====== ENTRIES SUPPLIED ======

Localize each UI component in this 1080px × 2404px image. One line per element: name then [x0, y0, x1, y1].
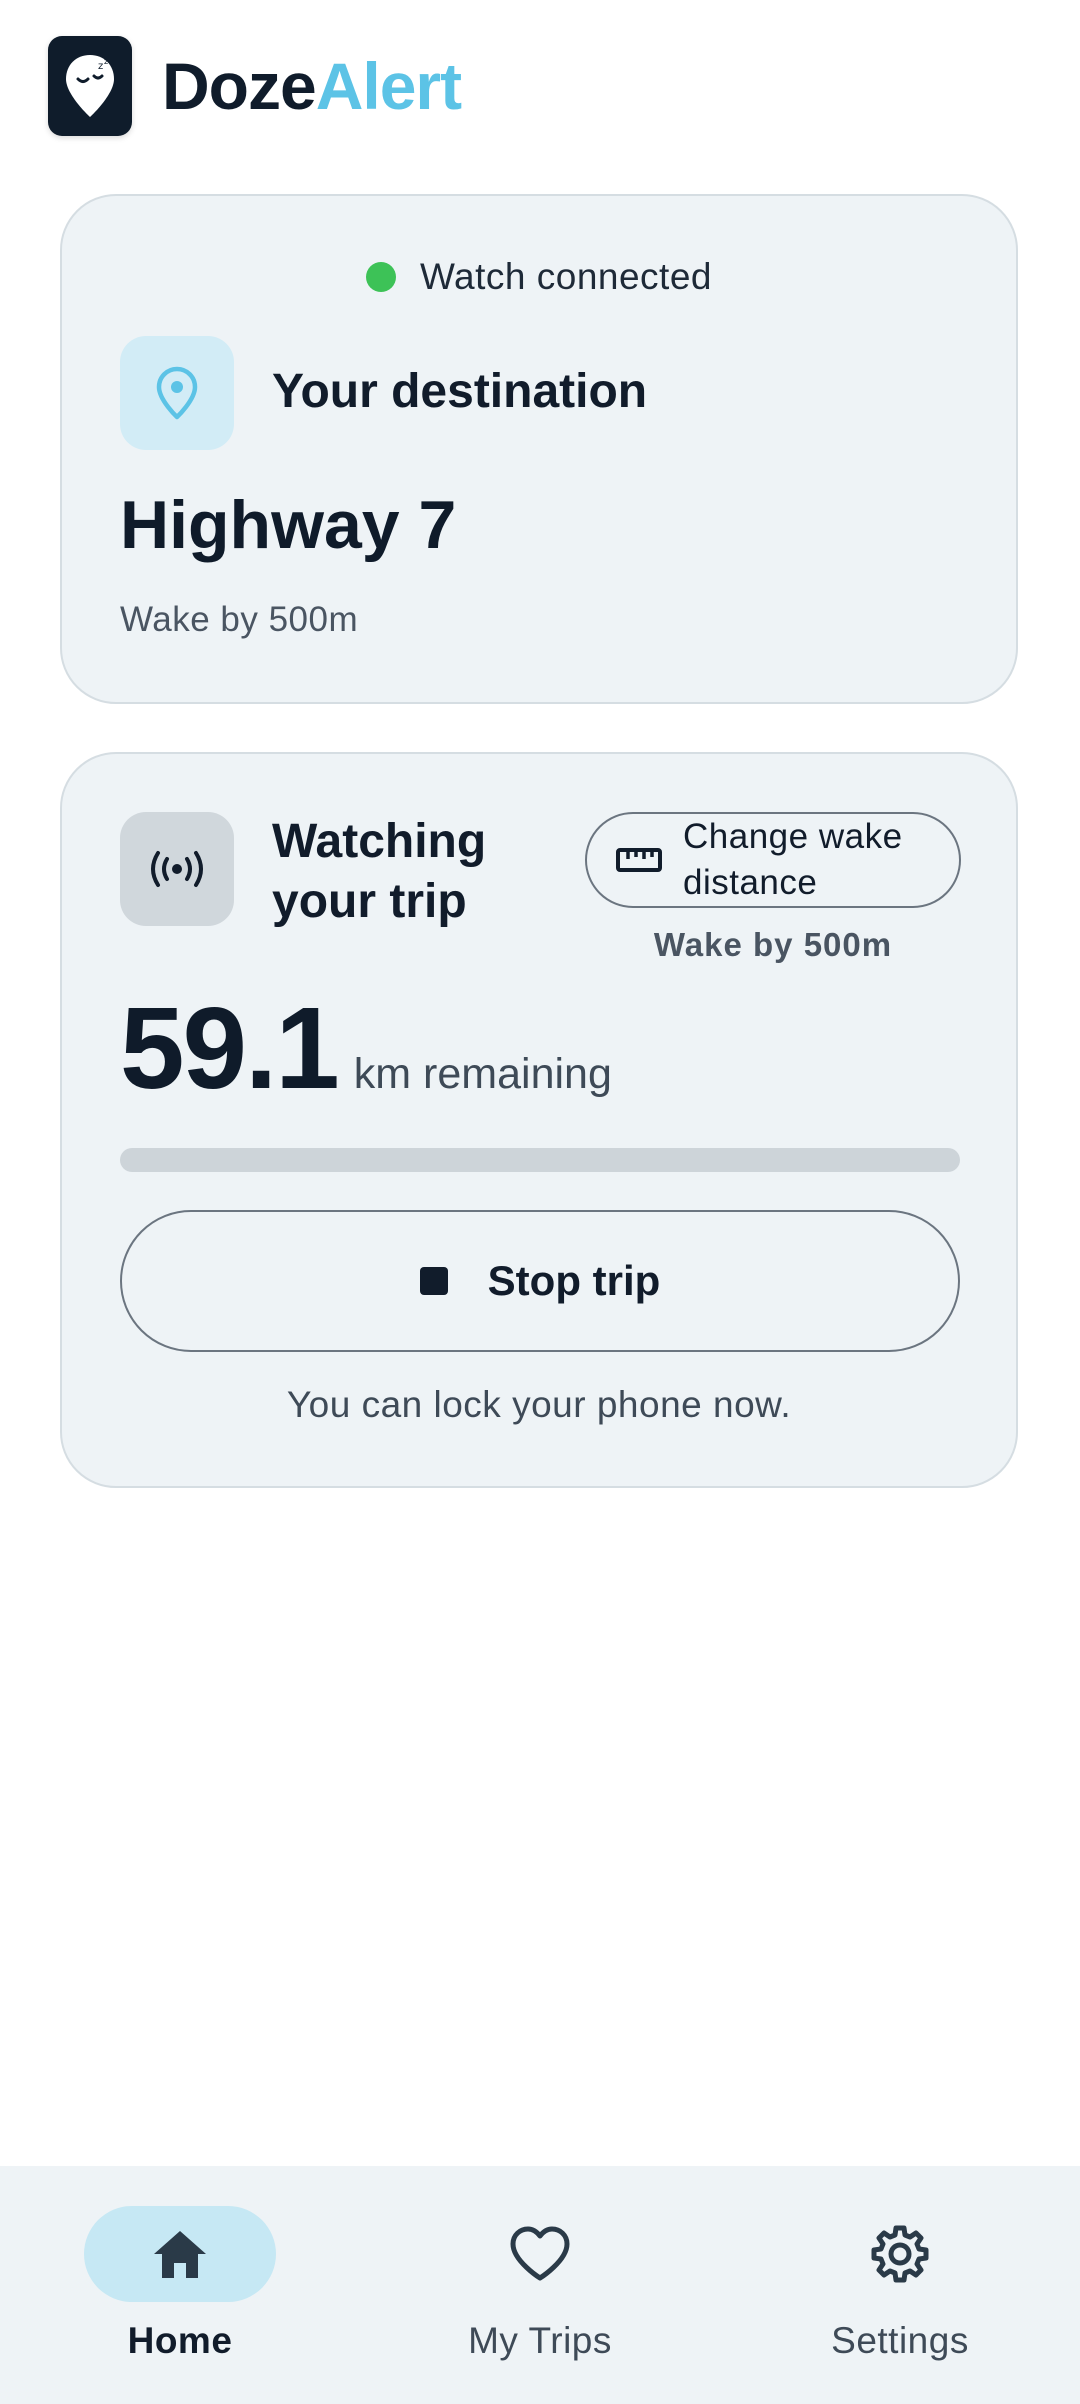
trip-progress-bar: [120, 1148, 960, 1172]
trip-wake-distance: Wake by 500m: [653, 926, 893, 963]
distance-unit: km remaining: [353, 1050, 612, 1098]
app-logo: z z: [48, 36, 132, 136]
heart-icon: [510, 2226, 570, 2281]
connected-dot-icon: [365, 262, 396, 292]
nav-item-my-trips[interactable]: My Trips: [410, 2206, 670, 2362]
trip-icon-tile: [120, 812, 234, 926]
nav-home-label: Home: [127, 2320, 233, 2361]
trip-title: Watching your trip: [272, 815, 487, 928]
location-pin-icon: [156, 366, 198, 420]
trip-card: Watching your trip Change wake distance …: [60, 752, 1018, 1488]
change-wake-distance-label: Change wake distance: [683, 817, 903, 902]
gear-icon: [871, 2225, 929, 2283]
svg-text:z: z: [104, 57, 108, 66]
nav-home-pill: [84, 2206, 276, 2302]
app-header: z z DozeAlert: [48, 36, 462, 136]
destination-icon-tile: [120, 336, 234, 450]
broadcast-icon: [151, 851, 203, 887]
stop-trip-button[interactable]: Stop trip: [120, 1210, 960, 1352]
destination-card: Watch connected Your destination Highway…: [60, 194, 1018, 704]
nav-my-trips-pill: [444, 2206, 636, 2302]
lock-phone-note: You can lock your phone now.: [286, 1384, 792, 1425]
watch-status-text: Watch connected: [419, 256, 712, 297]
nav-settings-label: Settings: [831, 2320, 969, 2361]
destination-title: Your destination: [272, 365, 648, 418]
stop-trip-label: Stop trip: [487, 1257, 661, 1304]
distance-value: 59.1: [120, 983, 340, 1113]
svg-text:z: z: [98, 61, 103, 72]
destination-name: Highway 7: [120, 487, 457, 563]
distance-remaining: 59.1 km remaining: [120, 990, 612, 1106]
watch-status: Watch connected: [62, 256, 1016, 298]
change-wake-distance-button[interactable]: Change wake distance: [585, 812, 961, 908]
nav-settings-pill: [804, 2206, 996, 2302]
nav-my-trips-label: My Trips: [468, 2320, 612, 2361]
nav-item-settings[interactable]: Settings: [770, 2206, 1030, 2362]
brand-part-doze: Doze: [162, 49, 317, 123]
nav-item-home[interactable]: Home: [50, 2206, 310, 2362]
sleepy-location-pin-icon: z z: [66, 55, 114, 117]
stop-square-icon: [419, 1267, 448, 1295]
bottom-navigation: Home My Trips Settings: [0, 2166, 1080, 2404]
ruler-icon: [616, 848, 662, 872]
home-icon: [154, 2231, 206, 2278]
app-brand: DozeAlert: [162, 53, 462, 119]
destination-wake-distance: Wake by 500m: [120, 600, 359, 639]
brand-part-alert: Alert: [315, 49, 462, 123]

======

Could you reproduce all of the rows above word for word, omitting the pictures?

Localize each UI component in this 1080px × 2404px image. One line per element: name then [x0, y0, x1, y1].
trip-progress-bar: [120, 1148, 960, 1172]
trip-wake-distance: Wake by 500m: [653, 926, 893, 963]
distance-unit: km remaining: [353, 1050, 612, 1098]
app-logo: z z: [48, 36, 132, 136]
heart-icon: [510, 2226, 570, 2281]
connected-dot-icon: [365, 262, 396, 292]
nav-item-my-trips[interactable]: My Trips: [410, 2206, 670, 2362]
trip-icon-tile: [120, 812, 234, 926]
nav-home-label: Home: [127, 2320, 233, 2361]
trip-title: Watching your trip: [272, 815, 487, 928]
location-pin-icon: [156, 366, 198, 420]
trip-card: Watching your trip Change wake distance …: [60, 752, 1018, 1488]
change-wake-distance-label: Change wake distance: [683, 817, 903, 902]
gear-icon: [871, 2225, 929, 2283]
svg-text:z: z: [104, 57, 108, 66]
nav-home-pill: [84, 2206, 276, 2302]
app-header: z z DozeAlert: [48, 36, 462, 136]
destination-icon-tile: [120, 336, 234, 450]
broadcast-icon: [151, 851, 203, 887]
stop-trip-button[interactable]: Stop trip: [120, 1210, 960, 1352]
destination-card: Watch connected Your destination Highway…: [60, 194, 1018, 704]
nav-my-trips-pill: [444, 2206, 636, 2302]
lock-phone-note: You can lock your phone now.: [286, 1384, 792, 1425]
watch-status-text: Watch connected: [419, 256, 712, 297]
nav-settings-label: Settings: [831, 2320, 969, 2361]
destination-title: Your destination: [272, 365, 648, 418]
stop-trip-label: Stop trip: [487, 1257, 661, 1304]
distance-value: 59.1: [120, 983, 340, 1113]
svg-text:z: z: [98, 61, 103, 72]
destination-name: Highway 7: [120, 487, 457, 563]
distance-remaining: 59.1 km remaining: [120, 990, 612, 1106]
watch-status: Watch connected: [62, 256, 1016, 298]
change-wake-distance-button[interactable]: Change wake distance: [585, 812, 961, 908]
nav-settings-pill: [804, 2206, 996, 2302]
nav-my-trips-label: My Trips: [468, 2320, 612, 2361]
nav-item-settings[interactable]: Settings: [770, 2206, 1030, 2362]
brand-part-doze: Doze: [162, 49, 317, 123]
nav-item-home[interactable]: Home: [50, 2206, 310, 2362]
sleepy-location-pin-icon: z z: [66, 55, 114, 117]
stop-square-icon: [419, 1267, 448, 1295]
bottom-navigation: Home My Trips Settings: [0, 2166, 1080, 2404]
ruler-icon: [616, 848, 662, 872]
home-icon: [154, 2231, 206, 2278]
app-brand: DozeAlert: [162, 53, 462, 119]
destination-wake-distance: Wake by 500m: [120, 600, 359, 639]
brand-part-alert: Alert: [315, 49, 462, 123]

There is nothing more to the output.